**WHAT TO PRODUCE:**
From the records below, pull each line that has "color".

★ ★ ★

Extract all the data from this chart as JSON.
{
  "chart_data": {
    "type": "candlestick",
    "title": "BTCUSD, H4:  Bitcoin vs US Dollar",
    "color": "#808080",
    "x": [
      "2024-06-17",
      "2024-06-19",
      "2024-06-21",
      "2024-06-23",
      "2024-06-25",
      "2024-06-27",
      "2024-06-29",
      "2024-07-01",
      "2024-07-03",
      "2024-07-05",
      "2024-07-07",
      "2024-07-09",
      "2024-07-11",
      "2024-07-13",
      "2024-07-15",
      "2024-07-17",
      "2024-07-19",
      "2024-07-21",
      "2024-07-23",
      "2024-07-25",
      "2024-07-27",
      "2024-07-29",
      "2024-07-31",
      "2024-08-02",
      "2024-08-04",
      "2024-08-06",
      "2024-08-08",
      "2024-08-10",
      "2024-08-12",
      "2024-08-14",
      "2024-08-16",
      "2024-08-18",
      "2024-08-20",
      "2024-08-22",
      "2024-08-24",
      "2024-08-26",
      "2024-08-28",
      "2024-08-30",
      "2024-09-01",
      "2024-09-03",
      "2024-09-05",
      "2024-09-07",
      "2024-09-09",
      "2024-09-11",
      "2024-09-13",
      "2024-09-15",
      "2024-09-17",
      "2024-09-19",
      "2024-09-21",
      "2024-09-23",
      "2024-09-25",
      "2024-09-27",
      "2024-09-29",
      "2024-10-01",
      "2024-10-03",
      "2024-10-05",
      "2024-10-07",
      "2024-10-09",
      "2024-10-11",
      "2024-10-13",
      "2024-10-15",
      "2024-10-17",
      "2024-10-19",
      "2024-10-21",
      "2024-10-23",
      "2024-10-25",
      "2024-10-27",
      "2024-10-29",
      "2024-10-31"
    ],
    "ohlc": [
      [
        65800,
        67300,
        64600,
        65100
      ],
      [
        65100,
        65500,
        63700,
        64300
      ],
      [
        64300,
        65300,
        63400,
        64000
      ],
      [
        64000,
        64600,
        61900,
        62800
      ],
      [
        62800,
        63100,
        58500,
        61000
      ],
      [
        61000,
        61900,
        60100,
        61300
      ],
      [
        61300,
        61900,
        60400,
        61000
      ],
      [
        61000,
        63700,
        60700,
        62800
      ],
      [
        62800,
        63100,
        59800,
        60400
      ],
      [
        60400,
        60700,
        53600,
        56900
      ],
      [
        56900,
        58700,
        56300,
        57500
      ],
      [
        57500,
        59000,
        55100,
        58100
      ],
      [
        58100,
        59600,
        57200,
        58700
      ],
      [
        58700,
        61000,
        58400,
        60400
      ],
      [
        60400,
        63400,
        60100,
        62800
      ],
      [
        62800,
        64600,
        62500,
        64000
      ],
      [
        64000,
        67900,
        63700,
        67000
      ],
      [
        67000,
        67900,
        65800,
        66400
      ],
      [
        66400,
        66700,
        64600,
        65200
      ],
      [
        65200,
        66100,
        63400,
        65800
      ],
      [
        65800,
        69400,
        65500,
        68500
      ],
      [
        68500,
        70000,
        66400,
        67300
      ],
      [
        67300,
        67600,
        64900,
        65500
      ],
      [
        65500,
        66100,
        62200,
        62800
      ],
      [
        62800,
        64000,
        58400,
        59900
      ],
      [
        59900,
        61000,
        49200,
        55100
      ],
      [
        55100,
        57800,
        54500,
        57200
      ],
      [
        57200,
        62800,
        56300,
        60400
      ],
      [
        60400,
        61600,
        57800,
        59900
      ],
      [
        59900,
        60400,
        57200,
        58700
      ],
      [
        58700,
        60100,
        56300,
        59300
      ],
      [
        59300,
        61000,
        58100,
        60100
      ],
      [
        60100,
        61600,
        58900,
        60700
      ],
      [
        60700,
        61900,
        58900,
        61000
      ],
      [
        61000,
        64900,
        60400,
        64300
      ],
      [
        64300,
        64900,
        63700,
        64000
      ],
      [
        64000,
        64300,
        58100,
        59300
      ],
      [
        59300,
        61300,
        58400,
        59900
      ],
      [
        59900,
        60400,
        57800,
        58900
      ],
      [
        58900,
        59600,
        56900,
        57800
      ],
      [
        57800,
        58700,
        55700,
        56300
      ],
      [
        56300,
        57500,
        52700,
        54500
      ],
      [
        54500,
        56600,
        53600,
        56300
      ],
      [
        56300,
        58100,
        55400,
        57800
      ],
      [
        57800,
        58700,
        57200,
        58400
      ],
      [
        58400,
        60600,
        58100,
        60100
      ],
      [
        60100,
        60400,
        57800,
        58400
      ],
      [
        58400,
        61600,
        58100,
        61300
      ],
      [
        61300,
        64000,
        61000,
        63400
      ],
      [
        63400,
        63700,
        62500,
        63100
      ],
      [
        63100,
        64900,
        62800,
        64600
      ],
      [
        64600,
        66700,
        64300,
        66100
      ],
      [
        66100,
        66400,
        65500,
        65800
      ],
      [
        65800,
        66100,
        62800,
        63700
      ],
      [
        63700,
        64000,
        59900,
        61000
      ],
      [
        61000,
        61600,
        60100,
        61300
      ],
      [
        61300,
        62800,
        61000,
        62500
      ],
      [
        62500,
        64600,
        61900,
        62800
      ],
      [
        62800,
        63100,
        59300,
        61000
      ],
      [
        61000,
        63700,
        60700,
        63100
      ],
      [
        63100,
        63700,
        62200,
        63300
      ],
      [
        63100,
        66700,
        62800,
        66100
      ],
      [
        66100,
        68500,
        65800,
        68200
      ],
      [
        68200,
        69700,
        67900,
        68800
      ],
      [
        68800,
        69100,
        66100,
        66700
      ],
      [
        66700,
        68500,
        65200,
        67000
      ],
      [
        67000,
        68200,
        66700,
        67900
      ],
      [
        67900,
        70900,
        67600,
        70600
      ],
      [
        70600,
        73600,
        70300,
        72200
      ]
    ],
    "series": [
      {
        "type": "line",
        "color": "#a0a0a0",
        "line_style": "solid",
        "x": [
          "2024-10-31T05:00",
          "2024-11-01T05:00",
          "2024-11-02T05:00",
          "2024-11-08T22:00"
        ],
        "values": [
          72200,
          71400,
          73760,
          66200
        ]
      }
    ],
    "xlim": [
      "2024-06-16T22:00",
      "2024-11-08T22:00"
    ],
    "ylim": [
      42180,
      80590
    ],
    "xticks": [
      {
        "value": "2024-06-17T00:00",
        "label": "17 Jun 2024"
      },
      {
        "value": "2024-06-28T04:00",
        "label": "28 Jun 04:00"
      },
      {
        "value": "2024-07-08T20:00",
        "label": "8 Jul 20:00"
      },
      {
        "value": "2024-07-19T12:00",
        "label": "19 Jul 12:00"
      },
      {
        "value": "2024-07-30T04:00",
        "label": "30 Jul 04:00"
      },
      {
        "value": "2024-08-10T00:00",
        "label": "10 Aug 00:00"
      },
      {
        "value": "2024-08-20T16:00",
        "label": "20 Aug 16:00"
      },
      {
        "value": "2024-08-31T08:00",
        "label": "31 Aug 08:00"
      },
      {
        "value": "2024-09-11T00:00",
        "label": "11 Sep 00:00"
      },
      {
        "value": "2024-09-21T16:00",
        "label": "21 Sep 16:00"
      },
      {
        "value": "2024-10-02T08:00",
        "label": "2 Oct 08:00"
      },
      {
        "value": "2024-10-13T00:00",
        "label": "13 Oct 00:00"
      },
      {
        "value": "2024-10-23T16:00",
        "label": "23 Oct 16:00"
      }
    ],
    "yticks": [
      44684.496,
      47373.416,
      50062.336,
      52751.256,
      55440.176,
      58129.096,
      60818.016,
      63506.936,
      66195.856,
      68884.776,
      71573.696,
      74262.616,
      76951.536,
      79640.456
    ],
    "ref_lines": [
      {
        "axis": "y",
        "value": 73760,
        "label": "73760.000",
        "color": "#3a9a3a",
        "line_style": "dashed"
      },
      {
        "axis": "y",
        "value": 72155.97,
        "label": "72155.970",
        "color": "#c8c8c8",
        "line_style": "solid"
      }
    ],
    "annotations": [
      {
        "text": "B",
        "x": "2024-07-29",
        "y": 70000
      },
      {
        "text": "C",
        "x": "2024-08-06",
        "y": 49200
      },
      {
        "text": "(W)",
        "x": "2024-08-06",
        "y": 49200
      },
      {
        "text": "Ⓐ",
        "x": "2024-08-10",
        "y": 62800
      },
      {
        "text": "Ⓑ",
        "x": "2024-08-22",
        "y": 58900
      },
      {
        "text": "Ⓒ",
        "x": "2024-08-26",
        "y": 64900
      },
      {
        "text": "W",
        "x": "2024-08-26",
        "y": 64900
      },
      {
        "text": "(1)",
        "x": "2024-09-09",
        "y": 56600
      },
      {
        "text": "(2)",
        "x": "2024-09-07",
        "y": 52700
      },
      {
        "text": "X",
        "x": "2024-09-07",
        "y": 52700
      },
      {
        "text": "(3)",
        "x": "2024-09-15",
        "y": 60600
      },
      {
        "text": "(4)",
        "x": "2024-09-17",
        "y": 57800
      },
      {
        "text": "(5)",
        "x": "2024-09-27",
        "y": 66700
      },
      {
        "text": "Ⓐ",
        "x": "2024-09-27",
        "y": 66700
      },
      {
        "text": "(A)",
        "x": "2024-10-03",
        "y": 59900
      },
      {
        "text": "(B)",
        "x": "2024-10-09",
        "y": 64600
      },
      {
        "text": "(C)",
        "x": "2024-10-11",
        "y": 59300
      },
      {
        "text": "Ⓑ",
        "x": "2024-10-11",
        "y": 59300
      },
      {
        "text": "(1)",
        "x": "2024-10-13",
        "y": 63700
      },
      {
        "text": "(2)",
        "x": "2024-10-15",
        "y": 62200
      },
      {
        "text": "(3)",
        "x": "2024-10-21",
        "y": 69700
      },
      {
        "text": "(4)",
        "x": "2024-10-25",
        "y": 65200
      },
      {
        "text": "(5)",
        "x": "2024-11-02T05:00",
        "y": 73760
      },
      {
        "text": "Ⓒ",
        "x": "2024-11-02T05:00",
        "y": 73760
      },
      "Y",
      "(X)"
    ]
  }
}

★ ★ ★

**IN RESPONSE:**
    "color": "#808080",
        "color": "#a0a0a0",
        "color": "#3a9a3a",
        "color": "#c8c8c8",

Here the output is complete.